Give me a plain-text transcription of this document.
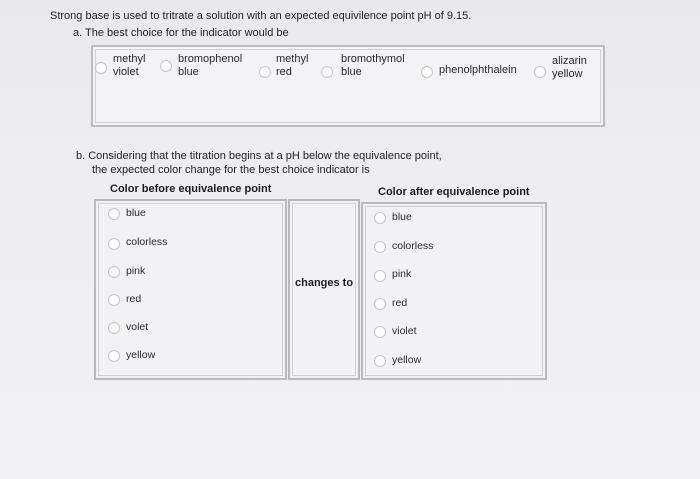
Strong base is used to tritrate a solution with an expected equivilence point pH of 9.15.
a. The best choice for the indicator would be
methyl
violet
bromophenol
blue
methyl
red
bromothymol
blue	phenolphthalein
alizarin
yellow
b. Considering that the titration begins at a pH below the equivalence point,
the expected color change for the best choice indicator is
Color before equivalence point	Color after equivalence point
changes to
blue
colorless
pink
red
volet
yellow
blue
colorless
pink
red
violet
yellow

————

# DIRECTIVE
Quote every record above exactly, leaving out the pictures.

# WORKED ANSWER
Give me a plain-text transcription of this document.
Strong base is used to tritrate a solution with an expected equivilence point pH of 9.15.
a. The best choice for the indicator would be
methyl
violet
bromophenol
blue
methyl
red
bromothymol
blue	phenolphthalein
alizarin
yellow
b. Considering that the titration begins at a pH below the equivalence point,
the expected color change for the best choice indicator is
Color before equivalence point	Color after equivalence point
changes to
blue
colorless
pink
red
volet
yellow
blue
colorless
pink
red
violet
yellow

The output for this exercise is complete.